_WORK REQUIRED_
Copy out the records word for word, starting with the line containing "Extract 31 of" and continuing through the line containing "y-tick-label: 1 200 xyxy=(42,271,92,292)", including both of those lines.

_DATASET CONTENT_
───

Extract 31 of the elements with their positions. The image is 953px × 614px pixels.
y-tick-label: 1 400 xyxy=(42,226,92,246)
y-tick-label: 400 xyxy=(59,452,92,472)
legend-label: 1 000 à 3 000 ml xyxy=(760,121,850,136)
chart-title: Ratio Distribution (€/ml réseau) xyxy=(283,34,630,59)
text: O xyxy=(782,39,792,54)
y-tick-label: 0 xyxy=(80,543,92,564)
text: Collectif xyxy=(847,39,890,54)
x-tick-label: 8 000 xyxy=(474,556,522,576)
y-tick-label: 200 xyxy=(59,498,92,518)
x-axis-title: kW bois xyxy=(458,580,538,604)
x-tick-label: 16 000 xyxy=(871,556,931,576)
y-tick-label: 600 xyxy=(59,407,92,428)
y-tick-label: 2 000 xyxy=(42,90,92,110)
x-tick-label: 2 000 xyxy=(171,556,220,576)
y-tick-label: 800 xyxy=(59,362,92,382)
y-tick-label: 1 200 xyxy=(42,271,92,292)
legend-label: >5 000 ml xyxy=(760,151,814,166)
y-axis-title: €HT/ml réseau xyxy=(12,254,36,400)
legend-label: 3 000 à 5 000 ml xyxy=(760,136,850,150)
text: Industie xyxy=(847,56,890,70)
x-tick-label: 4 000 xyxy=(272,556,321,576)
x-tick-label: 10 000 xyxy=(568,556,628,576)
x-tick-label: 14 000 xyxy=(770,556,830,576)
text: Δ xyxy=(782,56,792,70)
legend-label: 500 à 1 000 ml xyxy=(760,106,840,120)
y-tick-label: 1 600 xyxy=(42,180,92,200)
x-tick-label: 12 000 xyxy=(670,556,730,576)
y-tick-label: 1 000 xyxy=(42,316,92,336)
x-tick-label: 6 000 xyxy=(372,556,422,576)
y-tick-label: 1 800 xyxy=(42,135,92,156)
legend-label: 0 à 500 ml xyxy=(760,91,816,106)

───

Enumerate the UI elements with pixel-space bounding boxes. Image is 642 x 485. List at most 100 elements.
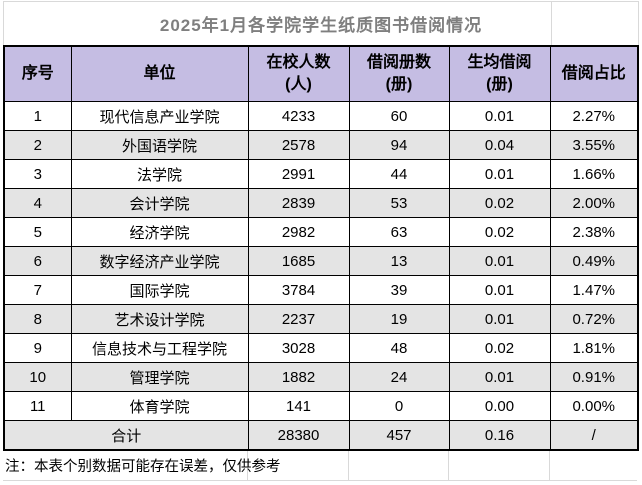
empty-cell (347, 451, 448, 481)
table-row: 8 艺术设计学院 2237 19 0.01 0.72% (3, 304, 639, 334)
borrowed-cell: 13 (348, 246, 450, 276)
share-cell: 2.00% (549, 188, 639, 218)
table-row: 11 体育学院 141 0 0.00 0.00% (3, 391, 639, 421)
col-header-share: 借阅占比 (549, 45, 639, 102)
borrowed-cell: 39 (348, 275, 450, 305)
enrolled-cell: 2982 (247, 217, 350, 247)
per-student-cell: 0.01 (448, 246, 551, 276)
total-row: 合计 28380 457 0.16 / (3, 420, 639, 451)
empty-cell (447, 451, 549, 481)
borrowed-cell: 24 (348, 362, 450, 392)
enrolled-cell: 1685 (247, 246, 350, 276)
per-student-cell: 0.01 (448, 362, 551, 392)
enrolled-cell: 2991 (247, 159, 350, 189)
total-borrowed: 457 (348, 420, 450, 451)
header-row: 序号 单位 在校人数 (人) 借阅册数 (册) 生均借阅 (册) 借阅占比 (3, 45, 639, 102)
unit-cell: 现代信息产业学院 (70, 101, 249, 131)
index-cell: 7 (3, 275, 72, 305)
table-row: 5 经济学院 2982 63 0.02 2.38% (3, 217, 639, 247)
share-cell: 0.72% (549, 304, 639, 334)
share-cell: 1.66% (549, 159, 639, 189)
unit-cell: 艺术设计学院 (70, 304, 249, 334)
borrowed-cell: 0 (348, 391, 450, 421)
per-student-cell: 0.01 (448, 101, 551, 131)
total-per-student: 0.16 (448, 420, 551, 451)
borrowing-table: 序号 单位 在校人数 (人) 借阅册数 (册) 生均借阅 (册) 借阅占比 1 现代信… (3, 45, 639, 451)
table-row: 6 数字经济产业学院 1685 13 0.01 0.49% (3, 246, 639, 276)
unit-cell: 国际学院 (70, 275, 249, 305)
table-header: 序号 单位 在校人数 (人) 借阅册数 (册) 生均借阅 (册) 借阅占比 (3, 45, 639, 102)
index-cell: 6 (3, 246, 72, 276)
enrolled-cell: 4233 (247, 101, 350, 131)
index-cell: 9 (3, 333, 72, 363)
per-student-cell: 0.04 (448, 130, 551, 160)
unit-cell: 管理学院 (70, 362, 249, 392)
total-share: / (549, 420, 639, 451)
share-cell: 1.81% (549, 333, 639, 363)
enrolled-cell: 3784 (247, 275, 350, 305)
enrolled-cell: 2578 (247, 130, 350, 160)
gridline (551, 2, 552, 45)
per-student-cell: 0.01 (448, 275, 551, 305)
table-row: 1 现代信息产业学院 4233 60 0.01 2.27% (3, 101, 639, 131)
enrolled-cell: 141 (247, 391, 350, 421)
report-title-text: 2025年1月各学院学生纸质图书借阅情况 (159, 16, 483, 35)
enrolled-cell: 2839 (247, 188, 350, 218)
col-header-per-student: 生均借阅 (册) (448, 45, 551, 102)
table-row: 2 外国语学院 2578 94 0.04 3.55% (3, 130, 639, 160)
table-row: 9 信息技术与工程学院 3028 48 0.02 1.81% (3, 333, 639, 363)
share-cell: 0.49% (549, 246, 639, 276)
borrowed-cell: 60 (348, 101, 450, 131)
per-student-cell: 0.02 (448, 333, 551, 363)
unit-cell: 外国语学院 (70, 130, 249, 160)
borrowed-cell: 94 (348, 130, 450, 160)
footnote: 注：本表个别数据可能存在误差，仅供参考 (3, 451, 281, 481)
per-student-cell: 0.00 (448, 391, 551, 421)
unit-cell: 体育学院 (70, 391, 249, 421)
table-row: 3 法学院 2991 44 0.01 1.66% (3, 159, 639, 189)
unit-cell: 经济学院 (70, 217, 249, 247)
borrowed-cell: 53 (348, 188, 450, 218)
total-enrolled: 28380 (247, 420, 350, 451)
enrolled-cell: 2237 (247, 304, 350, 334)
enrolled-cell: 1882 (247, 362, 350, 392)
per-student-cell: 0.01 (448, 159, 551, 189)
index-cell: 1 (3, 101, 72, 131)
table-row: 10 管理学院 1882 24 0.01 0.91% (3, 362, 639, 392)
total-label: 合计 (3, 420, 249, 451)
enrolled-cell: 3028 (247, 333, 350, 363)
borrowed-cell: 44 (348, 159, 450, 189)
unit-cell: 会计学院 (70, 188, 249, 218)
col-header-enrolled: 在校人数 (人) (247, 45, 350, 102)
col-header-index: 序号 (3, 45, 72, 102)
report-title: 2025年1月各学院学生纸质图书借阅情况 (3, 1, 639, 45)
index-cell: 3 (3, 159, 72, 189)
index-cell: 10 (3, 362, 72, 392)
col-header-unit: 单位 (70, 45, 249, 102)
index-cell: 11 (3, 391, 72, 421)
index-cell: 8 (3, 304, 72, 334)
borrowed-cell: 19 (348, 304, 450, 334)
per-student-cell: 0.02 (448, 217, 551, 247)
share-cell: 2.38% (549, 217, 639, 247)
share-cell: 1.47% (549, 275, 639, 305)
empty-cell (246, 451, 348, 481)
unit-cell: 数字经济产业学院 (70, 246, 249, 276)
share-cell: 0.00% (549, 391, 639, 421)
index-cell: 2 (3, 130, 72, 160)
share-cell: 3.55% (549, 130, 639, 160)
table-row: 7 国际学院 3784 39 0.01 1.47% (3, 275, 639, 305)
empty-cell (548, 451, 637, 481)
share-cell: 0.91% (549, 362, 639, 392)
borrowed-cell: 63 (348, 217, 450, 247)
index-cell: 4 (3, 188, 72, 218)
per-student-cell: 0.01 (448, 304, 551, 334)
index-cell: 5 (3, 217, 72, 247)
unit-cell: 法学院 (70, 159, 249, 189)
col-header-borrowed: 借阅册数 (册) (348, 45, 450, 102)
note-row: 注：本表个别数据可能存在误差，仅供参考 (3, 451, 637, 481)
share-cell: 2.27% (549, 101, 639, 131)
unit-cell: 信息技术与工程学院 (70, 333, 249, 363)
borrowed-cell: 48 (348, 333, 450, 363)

───

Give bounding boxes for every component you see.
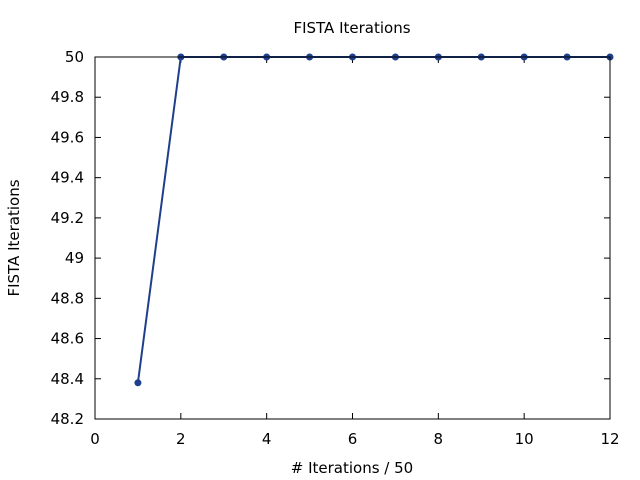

───

_CORRECT RESULT_
Extract 31 of the elements with their positions. The image is 953px × 614px pixels.
y-tick-label: 1 400 xyxy=(42,226,92,246)
y-tick-label: 400 xyxy=(59,452,92,472)
legend-label: 1 000 à 3 000 ml xyxy=(760,121,850,136)
chart-title: Ratio Distribution (€/ml réseau) xyxy=(283,34,630,59)
text: O xyxy=(782,39,792,54)
y-tick-label: 0 xyxy=(80,543,92,564)
text: Collectif xyxy=(847,39,890,54)
x-tick-label: 8 000 xyxy=(474,556,522,576)
y-tick-label: 200 xyxy=(59,498,92,518)
x-axis-title: kW bois xyxy=(458,580,538,604)
x-tick-label: 16 000 xyxy=(871,556,931,576)
y-tick-label: 600 xyxy=(59,407,92,428)
y-tick-label: 2 000 xyxy=(42,90,92,110)
x-tick-label: 2 000 xyxy=(171,556,220,576)
y-tick-label: 800 xyxy=(59,362,92,382)
y-tick-label: 1 200 xyxy=(42,271,92,292)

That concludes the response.